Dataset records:
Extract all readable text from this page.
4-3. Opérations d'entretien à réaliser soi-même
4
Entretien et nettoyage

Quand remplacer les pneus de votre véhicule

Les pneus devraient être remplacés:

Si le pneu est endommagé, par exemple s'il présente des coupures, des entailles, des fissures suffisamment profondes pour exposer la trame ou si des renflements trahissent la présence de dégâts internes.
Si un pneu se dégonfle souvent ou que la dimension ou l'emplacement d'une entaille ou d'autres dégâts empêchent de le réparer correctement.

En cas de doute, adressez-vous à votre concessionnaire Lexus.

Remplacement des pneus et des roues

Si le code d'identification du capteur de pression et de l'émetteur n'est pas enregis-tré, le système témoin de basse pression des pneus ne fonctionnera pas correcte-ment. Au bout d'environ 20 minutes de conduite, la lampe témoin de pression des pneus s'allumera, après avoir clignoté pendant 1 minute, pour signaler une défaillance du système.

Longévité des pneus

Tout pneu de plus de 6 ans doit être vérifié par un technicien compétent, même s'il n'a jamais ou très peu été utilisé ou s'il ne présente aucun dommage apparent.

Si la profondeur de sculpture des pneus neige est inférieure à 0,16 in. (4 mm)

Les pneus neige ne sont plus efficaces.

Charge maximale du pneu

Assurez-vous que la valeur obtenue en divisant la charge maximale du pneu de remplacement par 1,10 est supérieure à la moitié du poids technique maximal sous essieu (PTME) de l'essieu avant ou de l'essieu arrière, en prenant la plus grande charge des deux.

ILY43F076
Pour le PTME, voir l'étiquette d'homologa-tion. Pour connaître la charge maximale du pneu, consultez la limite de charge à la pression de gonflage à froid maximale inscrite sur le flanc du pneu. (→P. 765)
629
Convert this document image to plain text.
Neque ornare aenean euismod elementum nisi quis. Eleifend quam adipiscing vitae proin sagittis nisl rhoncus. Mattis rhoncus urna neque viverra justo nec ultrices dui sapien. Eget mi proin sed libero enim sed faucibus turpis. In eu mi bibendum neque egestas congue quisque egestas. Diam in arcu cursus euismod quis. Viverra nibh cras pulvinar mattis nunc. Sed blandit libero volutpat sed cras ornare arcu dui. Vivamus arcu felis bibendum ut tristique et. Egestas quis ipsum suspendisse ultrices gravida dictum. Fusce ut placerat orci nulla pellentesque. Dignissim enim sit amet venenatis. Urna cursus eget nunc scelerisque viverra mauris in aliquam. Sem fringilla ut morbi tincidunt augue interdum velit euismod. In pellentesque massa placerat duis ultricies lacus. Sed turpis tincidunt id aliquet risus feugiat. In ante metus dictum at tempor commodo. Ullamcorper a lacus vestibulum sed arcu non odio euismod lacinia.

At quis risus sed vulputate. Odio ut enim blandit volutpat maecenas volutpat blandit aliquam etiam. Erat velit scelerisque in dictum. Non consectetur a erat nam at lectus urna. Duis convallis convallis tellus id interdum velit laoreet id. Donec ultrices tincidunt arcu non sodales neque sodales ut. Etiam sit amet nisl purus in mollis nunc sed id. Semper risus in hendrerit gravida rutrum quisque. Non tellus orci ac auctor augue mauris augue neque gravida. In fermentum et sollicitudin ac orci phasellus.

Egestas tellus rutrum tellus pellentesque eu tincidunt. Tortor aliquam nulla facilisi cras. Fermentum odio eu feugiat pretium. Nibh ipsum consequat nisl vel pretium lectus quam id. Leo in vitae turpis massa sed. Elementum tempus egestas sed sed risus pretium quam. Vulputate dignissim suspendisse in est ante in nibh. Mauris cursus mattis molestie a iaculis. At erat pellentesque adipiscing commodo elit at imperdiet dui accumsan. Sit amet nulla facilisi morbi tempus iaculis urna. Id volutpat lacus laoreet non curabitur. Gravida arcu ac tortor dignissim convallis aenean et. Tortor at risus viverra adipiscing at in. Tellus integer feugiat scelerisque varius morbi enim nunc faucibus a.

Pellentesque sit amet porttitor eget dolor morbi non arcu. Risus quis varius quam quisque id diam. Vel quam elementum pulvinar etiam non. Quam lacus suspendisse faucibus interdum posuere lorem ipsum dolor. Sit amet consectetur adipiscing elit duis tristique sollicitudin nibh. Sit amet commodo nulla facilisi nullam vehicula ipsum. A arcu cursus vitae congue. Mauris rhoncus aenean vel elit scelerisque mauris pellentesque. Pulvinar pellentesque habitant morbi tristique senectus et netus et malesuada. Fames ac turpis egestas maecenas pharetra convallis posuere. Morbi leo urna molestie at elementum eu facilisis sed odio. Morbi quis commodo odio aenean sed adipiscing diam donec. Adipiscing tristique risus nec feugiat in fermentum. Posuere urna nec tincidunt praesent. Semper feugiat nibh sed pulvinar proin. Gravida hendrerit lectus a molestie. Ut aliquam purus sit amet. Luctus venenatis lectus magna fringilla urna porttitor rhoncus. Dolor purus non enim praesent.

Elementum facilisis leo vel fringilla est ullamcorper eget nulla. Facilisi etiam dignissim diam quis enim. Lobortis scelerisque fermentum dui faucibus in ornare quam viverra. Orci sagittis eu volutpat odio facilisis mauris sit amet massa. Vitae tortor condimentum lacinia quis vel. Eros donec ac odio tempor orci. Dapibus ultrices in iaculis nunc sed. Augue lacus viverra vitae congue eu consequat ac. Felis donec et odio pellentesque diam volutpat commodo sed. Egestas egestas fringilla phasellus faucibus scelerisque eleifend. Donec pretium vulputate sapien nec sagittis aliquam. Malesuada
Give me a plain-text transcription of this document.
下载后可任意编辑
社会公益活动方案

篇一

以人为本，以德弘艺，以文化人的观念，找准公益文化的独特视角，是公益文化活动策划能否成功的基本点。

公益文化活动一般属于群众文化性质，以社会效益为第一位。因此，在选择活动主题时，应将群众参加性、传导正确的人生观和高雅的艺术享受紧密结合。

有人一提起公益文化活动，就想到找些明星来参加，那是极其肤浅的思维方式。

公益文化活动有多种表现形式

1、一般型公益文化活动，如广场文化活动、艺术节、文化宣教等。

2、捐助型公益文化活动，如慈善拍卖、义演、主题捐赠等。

Request
Find the string "sapien" in the records, then copy each line where it occurs.

Result of the exercise
Neque ornare aenean euismod elementum nisi quis. Eleifend quam adipiscing vitae proin sagittis nisl rhoncus. Mattis rhoncus urna neque viverra justo nec ultrices dui sapien. Eget mi proin sed libero enim sed faucibus turpis. In eu mi bibendum neque egestas congue quisque egestas. Diam in arcu cursus euismod quis. Viverra nibh cras pulvinar mattis nunc. Sed blandit libero volutpat sed cras ornare arcu dui. Vivamus arcu felis bibendum ut tristique et. Egestas quis ipsum suspendisse ultrices gravida dictum. Fusce ut placerat orci nulla pellentesque. Dignissim enim sit amet venenatis. Urna cursus eget nunc scelerisque viverra mauris in aliquam. Sem fringilla ut morbi tincidunt augue interdum velit euismod. In pellentesque massa placerat duis ultricies lacus. Sed turpis tincidunt id aliquet risus feugiat. In ante metus dictum at tempor commodo. Ullamcorper a lacus vestibulum sed arcu non odio euismod lacinia.
Elementum facilisis leo vel fringilla est ullamcorper eget nulla. Facilisi etiam dignissim diam quis enim. Lobortis scelerisque fermentum dui faucibus in ornare quam viverra. Orci sagittis eu volutpat odio facilisis mauris sit amet massa. Vitae tortor condimentum lacinia quis vel. Eros donec ac odio tempor orci. Dapibus ultrices in iaculis nunc sed. Augue lacus viverra vitae congue eu consequat ac. Felis donec et odio pellentesque diam volutpat commodo sed. Egestas egestas fringilla phasellus faucibus scelerisque eleifend. Donec pretium vulputate sapien nec sagittis aliquam. Malesuada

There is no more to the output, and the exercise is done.